== SOURCE DOCUMENT ==

So I made the jump to an SSD..

Corey Naish

Obliviot
For a couple of years now I've really been wanting an SSD as a boot drive. When the 1TB drives came down in price a bit when I was in college I built my system around a "boot drive" and a "data" drive configuration and have kept it organized like that ever since.

It was certainly not without issue, but I managed to get it up, running, and learned a little bit the process.

am4lep.jpg


I decided on the 520 series because, well, it's first drive that's had the speed and reliability out of the whole segment. A few months ago I was trying to decide between the 510 series and the OCZ Vertex 3 MAXIOPS. I settled on the 120gb model (womp womp, I know, the 180/240 perform a little better but realistically it's the only one I consider a good value for the money without breaking budget) for around 250$.

===

◆ **SHORT PROBLEM**:
In the post about switching to an SSD, which model size did the writer settle on, and for about what price?

== GIVEN ENTRIES ==

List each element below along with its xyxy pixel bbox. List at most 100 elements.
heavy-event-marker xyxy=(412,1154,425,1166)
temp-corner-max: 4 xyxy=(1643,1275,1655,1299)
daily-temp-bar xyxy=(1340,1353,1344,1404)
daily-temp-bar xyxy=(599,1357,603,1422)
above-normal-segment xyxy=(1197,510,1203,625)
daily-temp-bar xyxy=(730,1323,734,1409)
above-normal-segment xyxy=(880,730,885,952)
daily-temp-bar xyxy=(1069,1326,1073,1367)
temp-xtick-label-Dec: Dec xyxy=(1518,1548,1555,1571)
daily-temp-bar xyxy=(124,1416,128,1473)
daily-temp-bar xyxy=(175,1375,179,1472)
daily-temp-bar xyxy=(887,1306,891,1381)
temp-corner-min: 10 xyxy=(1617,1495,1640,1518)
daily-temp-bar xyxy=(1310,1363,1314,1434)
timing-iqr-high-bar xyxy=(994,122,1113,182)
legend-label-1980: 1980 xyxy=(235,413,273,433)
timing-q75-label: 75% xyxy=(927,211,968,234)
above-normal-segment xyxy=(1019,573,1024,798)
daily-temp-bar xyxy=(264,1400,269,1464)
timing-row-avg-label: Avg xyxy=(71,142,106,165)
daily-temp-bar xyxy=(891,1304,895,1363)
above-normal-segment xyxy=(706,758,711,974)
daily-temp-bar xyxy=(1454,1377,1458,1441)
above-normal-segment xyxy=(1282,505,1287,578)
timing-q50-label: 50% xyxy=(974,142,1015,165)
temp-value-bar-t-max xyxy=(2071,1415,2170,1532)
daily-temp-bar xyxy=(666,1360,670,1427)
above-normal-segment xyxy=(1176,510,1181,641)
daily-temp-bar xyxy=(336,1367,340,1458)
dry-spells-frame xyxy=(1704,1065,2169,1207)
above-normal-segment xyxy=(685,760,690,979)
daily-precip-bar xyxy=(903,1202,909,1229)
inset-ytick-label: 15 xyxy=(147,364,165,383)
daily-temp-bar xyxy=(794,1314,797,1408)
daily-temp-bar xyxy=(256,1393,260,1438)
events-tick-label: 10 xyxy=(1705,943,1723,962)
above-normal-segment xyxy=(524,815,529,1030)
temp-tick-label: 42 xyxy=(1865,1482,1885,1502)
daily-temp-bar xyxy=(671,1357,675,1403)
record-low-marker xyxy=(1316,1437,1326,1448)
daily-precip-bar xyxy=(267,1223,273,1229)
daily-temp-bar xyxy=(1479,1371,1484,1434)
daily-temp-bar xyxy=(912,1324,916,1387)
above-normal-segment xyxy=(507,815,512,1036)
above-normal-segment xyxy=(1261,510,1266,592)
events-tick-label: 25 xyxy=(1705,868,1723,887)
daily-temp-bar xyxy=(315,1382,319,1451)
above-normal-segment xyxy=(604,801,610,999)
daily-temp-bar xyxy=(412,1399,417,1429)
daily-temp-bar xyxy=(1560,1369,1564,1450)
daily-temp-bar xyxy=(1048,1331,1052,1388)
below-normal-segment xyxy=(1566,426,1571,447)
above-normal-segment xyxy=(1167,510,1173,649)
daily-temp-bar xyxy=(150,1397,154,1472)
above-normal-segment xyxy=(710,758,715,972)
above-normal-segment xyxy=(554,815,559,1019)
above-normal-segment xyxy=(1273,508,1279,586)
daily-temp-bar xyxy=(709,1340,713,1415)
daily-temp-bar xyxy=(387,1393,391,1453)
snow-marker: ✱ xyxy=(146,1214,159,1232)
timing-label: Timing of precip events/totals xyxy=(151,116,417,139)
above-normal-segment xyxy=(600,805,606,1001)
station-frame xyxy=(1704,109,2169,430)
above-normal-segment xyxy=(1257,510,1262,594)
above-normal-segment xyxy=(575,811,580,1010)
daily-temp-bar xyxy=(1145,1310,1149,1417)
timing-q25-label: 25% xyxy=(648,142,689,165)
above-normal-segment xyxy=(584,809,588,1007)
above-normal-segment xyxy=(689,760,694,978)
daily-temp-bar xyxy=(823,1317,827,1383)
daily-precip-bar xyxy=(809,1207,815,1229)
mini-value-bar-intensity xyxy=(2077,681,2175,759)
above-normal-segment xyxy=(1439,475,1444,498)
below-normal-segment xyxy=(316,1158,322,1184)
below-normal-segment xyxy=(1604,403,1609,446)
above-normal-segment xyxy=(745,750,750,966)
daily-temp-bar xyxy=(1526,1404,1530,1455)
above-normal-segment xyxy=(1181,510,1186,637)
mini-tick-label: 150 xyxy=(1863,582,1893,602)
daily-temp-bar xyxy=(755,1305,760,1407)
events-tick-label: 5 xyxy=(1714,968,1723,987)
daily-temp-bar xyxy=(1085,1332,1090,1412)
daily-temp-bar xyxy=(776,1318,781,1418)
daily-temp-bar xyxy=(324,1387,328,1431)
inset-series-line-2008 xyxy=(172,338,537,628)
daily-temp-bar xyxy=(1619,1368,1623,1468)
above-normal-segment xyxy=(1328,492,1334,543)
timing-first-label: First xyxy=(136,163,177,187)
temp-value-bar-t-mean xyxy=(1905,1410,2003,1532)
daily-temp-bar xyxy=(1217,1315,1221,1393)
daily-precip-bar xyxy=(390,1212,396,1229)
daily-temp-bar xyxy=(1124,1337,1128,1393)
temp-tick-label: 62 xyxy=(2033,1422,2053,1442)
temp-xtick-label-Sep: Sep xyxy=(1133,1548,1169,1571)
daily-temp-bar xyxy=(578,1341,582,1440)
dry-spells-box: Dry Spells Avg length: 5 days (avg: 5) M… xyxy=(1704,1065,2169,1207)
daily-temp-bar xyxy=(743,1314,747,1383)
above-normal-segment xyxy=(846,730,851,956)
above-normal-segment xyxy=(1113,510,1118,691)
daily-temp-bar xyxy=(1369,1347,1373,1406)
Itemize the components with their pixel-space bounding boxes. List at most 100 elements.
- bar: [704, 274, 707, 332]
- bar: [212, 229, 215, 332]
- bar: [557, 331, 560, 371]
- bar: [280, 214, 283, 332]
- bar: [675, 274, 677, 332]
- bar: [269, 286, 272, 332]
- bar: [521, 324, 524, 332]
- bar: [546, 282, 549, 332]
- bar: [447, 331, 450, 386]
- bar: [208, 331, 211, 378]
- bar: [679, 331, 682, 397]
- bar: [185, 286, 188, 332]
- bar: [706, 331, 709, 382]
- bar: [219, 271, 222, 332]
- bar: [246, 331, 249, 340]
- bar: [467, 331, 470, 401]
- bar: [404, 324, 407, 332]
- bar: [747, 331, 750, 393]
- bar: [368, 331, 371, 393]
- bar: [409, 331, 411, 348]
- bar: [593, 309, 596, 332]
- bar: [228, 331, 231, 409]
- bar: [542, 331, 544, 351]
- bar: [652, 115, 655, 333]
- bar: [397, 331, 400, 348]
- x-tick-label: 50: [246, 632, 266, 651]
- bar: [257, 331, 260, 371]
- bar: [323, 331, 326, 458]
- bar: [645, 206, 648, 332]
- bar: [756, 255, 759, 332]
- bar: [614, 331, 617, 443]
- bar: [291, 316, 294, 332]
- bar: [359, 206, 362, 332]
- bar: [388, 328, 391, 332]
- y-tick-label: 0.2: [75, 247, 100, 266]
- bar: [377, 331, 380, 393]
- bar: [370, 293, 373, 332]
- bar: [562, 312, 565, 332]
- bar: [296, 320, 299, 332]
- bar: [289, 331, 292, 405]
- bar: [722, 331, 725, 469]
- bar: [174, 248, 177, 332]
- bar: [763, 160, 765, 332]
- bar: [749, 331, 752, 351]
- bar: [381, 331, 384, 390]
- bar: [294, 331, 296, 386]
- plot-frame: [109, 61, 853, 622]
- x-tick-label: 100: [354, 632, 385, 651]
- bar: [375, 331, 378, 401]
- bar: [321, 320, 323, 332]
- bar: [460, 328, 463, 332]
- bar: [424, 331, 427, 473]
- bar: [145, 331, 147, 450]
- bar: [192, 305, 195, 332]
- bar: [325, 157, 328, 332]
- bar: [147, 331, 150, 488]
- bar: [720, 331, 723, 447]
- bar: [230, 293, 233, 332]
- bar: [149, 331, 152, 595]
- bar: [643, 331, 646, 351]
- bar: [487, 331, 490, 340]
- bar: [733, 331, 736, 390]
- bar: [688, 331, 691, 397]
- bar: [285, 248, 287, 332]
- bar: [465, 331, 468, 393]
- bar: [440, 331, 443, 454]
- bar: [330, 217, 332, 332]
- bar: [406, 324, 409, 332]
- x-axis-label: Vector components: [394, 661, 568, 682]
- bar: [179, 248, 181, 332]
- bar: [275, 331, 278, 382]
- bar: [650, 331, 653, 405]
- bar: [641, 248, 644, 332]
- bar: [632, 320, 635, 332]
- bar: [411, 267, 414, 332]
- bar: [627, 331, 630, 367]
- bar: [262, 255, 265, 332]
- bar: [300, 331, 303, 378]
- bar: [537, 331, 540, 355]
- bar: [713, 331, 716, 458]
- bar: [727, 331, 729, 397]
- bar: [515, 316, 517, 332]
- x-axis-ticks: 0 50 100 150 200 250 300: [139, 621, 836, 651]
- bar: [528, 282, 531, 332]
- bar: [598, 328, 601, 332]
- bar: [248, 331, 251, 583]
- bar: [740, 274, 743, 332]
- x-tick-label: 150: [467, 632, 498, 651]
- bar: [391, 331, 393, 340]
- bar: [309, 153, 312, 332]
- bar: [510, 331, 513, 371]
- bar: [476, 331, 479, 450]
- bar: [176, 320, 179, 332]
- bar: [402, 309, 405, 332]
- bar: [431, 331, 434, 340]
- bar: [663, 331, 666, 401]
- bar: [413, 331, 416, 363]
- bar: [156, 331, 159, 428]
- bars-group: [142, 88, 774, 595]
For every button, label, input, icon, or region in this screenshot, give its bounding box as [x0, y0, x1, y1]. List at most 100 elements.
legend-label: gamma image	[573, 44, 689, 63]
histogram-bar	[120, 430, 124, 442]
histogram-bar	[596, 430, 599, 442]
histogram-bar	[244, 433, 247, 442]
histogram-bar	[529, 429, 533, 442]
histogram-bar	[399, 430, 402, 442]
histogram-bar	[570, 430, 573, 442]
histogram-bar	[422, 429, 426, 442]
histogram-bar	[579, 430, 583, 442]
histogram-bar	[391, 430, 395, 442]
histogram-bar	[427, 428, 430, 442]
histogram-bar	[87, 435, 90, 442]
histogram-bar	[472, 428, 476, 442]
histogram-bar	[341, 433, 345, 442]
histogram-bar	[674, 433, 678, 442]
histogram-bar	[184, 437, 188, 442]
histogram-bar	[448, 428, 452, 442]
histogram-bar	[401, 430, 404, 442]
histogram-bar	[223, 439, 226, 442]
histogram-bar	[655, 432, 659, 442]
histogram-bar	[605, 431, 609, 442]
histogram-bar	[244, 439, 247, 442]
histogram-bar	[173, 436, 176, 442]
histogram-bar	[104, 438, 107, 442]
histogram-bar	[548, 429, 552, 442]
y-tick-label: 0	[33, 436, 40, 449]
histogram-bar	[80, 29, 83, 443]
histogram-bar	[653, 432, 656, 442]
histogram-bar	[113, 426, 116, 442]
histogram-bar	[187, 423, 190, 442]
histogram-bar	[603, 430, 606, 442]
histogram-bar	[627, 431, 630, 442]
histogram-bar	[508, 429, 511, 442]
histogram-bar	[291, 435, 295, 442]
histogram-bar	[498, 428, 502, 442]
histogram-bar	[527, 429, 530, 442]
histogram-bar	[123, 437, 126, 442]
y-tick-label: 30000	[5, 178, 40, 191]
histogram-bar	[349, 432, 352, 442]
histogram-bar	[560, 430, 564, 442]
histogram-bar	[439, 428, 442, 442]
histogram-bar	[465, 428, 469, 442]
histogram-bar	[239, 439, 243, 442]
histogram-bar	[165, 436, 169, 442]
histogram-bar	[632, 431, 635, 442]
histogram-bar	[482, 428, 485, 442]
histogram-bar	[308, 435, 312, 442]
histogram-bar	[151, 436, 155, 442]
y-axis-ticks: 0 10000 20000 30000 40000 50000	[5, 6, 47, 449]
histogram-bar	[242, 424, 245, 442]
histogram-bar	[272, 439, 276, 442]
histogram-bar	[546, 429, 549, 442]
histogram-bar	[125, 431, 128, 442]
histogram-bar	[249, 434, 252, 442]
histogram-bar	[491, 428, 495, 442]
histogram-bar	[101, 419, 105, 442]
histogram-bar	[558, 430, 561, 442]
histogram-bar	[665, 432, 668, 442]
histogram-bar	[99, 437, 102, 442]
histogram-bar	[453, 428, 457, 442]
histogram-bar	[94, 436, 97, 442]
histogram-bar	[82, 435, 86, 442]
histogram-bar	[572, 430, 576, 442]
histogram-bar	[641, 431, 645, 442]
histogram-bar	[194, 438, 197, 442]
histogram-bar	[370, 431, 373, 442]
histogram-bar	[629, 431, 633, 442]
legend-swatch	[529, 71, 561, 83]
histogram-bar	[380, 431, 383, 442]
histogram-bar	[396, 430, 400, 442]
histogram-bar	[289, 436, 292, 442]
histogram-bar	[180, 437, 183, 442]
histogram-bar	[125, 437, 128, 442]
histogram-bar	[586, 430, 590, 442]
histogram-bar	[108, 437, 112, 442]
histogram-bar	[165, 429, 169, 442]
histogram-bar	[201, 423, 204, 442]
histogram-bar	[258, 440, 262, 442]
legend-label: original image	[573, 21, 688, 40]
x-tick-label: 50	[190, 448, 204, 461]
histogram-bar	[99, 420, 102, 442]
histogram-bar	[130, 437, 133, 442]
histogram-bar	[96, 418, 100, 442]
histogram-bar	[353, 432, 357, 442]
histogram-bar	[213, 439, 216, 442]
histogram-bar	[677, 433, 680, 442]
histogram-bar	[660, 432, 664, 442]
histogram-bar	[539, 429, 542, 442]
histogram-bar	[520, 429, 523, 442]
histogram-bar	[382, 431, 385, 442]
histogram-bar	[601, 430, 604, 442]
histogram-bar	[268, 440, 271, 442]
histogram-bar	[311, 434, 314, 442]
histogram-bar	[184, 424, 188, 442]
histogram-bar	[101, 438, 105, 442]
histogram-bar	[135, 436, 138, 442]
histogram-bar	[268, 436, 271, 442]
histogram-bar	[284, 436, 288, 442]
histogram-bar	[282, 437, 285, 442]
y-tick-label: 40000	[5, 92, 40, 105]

===

◆ **CORRECT OUTPUT**:
The 120gb model, for around $250.